• **Items**
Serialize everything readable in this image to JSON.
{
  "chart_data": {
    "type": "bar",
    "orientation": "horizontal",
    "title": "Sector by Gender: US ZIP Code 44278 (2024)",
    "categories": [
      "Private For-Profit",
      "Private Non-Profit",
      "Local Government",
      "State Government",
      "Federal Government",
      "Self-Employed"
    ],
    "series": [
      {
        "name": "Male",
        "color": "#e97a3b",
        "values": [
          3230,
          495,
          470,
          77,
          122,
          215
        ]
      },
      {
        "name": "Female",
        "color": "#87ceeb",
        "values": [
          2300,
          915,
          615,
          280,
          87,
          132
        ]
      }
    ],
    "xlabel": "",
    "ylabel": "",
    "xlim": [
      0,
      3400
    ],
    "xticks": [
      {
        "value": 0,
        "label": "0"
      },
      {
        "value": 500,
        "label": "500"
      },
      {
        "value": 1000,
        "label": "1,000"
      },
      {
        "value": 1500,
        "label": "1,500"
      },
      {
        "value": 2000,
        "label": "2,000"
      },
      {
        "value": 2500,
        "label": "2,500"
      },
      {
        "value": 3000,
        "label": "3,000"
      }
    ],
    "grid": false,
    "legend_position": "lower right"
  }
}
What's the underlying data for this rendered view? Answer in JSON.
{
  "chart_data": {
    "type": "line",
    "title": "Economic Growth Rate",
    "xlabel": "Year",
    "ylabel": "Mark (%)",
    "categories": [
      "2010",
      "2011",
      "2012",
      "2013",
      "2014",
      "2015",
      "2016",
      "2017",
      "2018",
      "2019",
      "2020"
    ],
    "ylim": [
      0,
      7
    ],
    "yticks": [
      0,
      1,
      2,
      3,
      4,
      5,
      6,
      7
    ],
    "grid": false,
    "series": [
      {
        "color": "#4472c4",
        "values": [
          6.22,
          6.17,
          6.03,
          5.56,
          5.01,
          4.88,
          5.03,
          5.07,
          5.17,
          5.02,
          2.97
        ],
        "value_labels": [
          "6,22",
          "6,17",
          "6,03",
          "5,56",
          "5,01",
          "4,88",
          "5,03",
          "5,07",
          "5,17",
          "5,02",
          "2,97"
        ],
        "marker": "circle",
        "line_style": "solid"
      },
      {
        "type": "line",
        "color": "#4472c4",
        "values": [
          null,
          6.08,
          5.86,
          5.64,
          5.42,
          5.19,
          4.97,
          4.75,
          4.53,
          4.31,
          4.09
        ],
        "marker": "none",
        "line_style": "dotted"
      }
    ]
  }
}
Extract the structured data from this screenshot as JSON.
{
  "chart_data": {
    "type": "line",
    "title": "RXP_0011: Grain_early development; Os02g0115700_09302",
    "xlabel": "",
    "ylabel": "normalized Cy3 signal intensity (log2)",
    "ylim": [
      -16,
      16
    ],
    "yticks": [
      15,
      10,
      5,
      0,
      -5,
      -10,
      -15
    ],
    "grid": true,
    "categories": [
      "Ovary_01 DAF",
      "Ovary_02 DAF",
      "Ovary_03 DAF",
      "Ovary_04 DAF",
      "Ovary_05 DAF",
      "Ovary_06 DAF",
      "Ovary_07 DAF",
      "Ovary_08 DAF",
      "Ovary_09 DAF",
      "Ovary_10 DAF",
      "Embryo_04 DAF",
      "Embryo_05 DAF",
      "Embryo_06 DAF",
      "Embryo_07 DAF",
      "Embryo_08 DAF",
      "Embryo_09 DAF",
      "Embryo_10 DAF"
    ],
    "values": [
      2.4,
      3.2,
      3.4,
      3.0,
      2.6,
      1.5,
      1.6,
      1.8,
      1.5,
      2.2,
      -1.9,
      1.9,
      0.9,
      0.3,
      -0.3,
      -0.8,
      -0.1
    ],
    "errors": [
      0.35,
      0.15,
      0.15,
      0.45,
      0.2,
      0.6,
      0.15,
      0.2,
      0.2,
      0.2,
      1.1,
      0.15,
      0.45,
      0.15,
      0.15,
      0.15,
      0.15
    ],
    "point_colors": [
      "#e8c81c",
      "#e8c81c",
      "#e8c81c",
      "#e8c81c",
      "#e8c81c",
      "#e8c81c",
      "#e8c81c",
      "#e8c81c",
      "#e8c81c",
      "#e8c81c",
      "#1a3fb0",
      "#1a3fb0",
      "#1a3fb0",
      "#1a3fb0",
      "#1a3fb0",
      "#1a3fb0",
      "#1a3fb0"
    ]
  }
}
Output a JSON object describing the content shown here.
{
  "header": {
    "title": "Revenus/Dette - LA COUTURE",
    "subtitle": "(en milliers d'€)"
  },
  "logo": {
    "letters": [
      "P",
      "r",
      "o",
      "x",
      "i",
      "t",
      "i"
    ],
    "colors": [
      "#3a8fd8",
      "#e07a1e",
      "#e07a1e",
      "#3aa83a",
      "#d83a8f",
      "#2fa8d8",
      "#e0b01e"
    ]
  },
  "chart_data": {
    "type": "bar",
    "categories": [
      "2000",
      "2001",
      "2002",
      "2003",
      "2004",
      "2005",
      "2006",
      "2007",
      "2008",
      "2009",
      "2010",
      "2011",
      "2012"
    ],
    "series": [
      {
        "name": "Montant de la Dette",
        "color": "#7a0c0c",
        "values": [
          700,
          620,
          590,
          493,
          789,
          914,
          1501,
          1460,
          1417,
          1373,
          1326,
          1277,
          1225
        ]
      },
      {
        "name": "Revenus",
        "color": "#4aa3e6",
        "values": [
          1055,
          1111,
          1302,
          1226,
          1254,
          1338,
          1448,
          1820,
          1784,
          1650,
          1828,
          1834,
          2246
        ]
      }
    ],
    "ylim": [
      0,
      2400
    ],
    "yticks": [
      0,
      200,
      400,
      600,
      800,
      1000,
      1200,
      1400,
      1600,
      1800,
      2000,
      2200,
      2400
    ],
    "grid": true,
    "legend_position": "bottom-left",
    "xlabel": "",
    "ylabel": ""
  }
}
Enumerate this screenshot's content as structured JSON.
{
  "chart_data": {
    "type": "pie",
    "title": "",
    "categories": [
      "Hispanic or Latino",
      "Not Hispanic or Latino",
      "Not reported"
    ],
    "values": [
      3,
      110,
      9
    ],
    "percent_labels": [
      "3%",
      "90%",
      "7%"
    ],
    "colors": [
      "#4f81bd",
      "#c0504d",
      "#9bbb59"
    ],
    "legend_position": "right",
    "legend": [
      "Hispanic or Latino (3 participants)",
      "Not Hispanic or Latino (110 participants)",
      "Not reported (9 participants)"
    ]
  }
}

• **Work to do**
Gather each line holding the string "JSON".

• **Task result**
Serialize everything readable in this image to JSON.
What's the underlying data for this rendered view? Answer in JSON.
Extract the structured data from this screenshot as JSON.
Output a JSON object describing the content shown here.
Enumerate this screenshot's content as structured JSON.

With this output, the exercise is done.